Requirement
Copy every line in the records below that contains the word "object".

# START OF Rows

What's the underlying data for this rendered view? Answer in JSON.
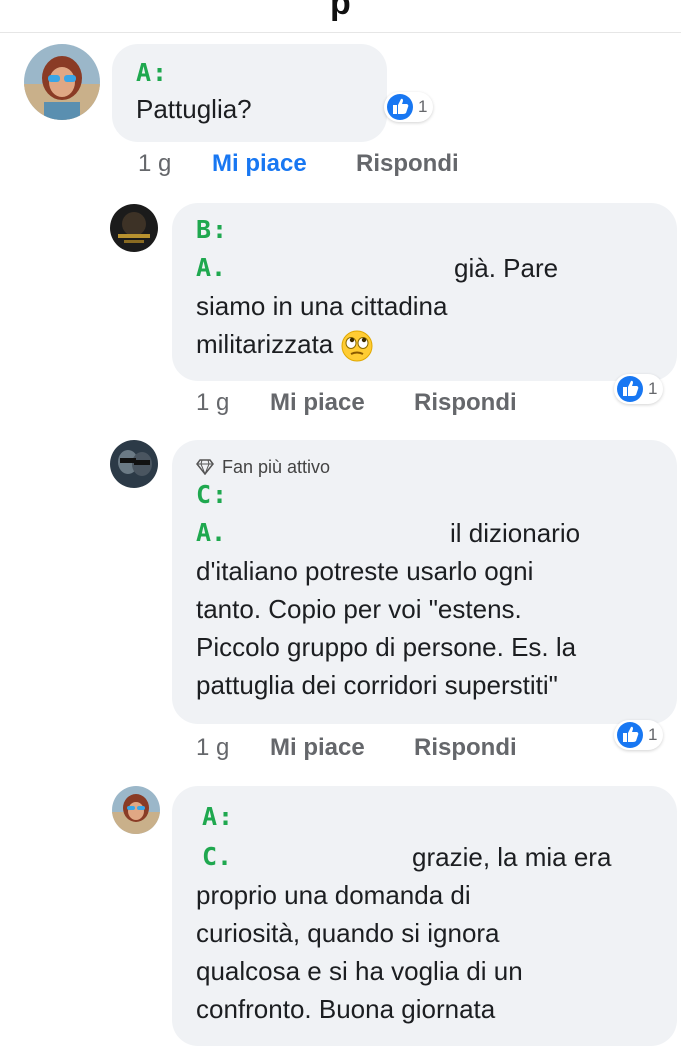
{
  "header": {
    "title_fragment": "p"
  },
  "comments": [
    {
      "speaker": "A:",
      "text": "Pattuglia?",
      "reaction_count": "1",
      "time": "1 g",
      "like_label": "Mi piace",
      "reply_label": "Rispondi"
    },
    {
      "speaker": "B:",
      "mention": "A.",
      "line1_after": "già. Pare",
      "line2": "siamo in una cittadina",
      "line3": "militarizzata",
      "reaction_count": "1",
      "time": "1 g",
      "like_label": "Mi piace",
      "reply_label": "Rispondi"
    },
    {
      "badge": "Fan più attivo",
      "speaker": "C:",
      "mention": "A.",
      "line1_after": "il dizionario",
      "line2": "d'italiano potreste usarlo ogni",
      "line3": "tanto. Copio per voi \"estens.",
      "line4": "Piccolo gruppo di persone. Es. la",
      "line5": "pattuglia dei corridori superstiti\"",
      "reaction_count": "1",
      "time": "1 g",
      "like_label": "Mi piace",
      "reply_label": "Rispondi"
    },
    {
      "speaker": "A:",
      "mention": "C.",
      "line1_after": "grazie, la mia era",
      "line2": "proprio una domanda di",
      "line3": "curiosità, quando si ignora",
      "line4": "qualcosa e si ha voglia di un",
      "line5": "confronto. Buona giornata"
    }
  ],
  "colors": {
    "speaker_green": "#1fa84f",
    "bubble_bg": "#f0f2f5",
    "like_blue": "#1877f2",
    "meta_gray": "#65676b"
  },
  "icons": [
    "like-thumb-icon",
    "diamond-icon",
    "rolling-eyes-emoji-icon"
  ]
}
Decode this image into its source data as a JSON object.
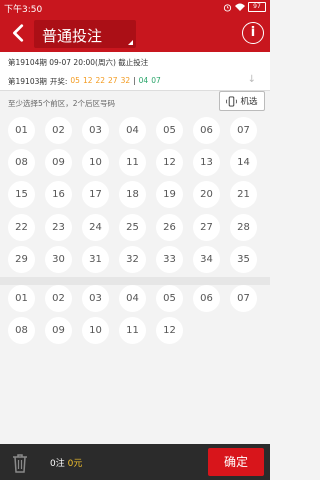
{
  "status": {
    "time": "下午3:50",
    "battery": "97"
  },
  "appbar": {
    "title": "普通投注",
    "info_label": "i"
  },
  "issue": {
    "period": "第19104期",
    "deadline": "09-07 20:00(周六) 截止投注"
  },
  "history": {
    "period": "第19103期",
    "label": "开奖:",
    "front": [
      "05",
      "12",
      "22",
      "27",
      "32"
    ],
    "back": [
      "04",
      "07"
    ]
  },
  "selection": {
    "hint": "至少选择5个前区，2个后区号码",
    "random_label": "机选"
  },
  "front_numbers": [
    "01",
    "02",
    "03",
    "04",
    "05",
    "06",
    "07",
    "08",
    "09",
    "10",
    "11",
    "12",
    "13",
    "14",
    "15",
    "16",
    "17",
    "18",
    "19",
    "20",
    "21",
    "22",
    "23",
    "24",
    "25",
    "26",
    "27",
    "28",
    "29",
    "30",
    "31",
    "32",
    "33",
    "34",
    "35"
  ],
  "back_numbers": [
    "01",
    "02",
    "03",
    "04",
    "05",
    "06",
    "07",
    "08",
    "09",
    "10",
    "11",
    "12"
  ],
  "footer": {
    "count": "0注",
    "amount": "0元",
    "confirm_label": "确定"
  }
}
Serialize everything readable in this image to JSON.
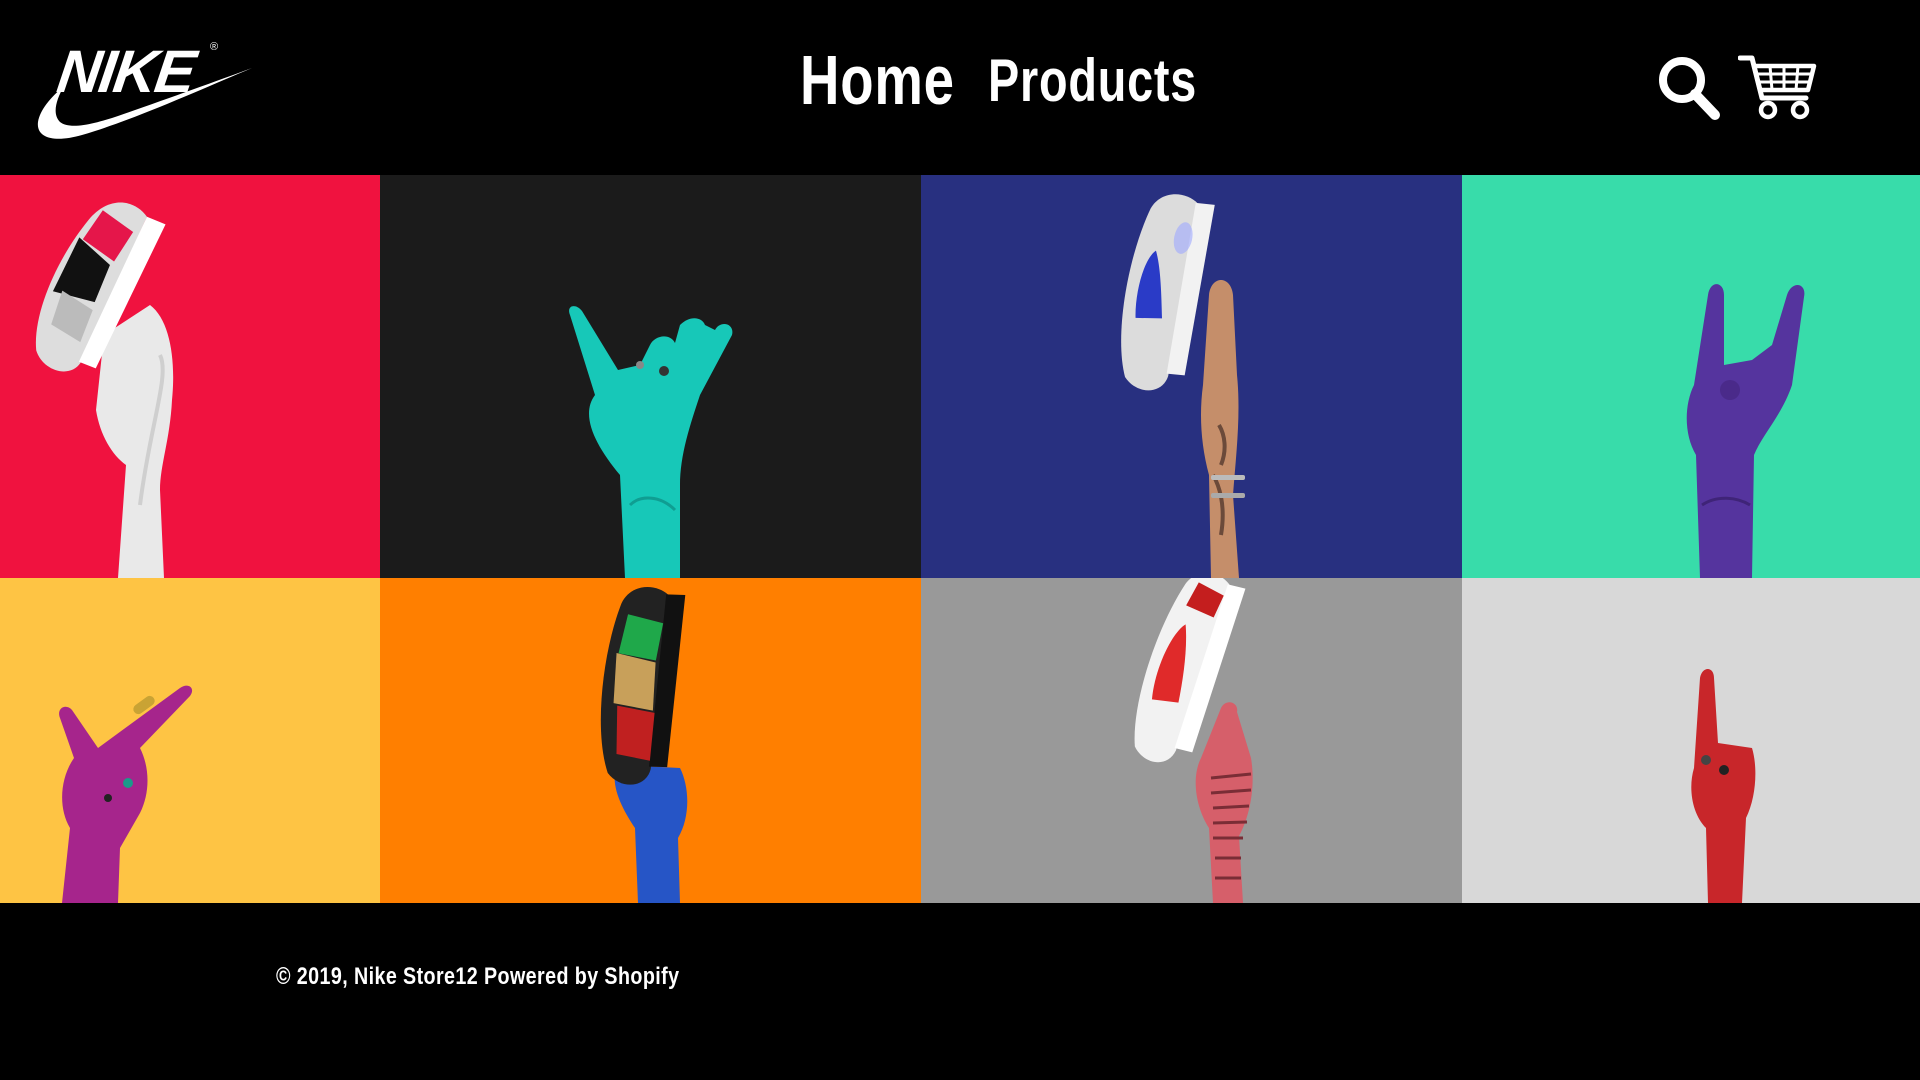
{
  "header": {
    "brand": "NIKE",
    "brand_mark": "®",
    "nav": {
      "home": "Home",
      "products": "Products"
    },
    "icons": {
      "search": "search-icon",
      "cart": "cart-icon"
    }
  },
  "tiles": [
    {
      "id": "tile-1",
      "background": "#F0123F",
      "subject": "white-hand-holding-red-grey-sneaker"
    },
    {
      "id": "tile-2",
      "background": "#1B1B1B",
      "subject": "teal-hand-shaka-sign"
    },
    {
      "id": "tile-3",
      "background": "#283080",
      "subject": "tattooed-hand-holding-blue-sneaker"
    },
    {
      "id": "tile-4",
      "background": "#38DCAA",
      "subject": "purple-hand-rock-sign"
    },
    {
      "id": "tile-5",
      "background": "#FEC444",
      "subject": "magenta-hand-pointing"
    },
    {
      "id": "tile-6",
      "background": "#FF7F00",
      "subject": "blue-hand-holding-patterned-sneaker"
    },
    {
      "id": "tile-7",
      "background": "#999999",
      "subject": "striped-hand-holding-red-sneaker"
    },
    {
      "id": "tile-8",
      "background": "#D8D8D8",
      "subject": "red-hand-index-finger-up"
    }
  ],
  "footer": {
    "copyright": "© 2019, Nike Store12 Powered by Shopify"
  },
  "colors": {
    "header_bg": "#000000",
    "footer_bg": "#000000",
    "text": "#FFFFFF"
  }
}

# END OF Rows
# START OF Rows

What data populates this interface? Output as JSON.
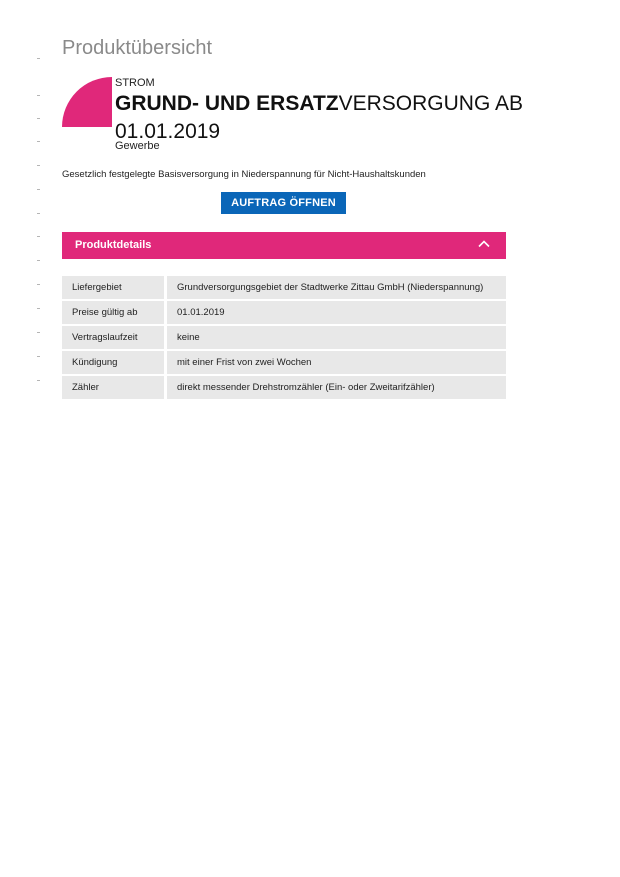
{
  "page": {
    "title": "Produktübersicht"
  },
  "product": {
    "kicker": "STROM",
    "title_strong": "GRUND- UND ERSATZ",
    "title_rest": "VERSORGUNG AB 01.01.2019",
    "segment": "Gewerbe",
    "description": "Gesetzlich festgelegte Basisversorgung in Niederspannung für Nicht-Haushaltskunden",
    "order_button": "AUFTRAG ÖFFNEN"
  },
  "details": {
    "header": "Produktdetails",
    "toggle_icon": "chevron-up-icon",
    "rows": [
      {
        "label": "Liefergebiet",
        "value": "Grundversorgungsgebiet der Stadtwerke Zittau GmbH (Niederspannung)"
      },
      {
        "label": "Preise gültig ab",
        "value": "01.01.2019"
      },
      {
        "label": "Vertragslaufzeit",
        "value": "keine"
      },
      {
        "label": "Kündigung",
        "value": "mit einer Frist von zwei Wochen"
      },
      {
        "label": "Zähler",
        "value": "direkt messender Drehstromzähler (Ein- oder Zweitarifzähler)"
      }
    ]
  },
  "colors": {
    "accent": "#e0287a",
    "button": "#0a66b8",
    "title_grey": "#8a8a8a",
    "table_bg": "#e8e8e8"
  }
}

# END OF Rows
# START OF Rows

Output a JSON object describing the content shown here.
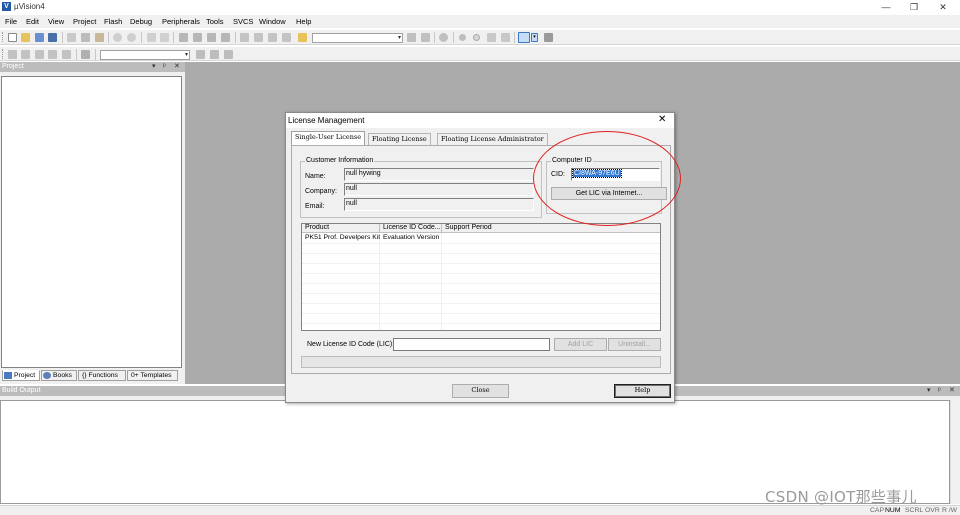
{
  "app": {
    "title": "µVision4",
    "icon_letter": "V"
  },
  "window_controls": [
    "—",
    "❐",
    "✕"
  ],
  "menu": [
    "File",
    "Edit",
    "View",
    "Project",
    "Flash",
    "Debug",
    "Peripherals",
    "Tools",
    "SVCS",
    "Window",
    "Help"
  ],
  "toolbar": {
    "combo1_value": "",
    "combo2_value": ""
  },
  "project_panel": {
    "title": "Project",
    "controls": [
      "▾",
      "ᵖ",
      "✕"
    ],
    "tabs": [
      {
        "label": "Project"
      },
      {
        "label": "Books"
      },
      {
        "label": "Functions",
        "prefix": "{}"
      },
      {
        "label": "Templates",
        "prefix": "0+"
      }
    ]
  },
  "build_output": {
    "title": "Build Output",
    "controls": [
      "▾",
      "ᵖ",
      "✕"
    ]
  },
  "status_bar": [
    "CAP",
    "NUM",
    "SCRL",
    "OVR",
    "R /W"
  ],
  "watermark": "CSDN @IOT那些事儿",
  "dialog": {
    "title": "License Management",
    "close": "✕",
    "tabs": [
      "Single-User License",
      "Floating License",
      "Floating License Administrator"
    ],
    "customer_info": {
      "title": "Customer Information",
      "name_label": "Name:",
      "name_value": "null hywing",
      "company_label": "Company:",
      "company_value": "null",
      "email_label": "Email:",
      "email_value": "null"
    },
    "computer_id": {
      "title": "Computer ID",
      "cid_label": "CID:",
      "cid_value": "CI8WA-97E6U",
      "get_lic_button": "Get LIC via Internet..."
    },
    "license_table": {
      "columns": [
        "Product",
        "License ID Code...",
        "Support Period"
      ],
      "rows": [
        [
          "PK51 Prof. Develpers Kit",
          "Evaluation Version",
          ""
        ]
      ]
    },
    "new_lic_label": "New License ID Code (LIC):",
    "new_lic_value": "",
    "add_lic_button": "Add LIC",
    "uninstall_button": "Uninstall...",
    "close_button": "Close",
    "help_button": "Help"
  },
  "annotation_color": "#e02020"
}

# END OF Rows

Written solution
Decode this image into its source data as a JSON object.
Output a JSON object describing the content shown here.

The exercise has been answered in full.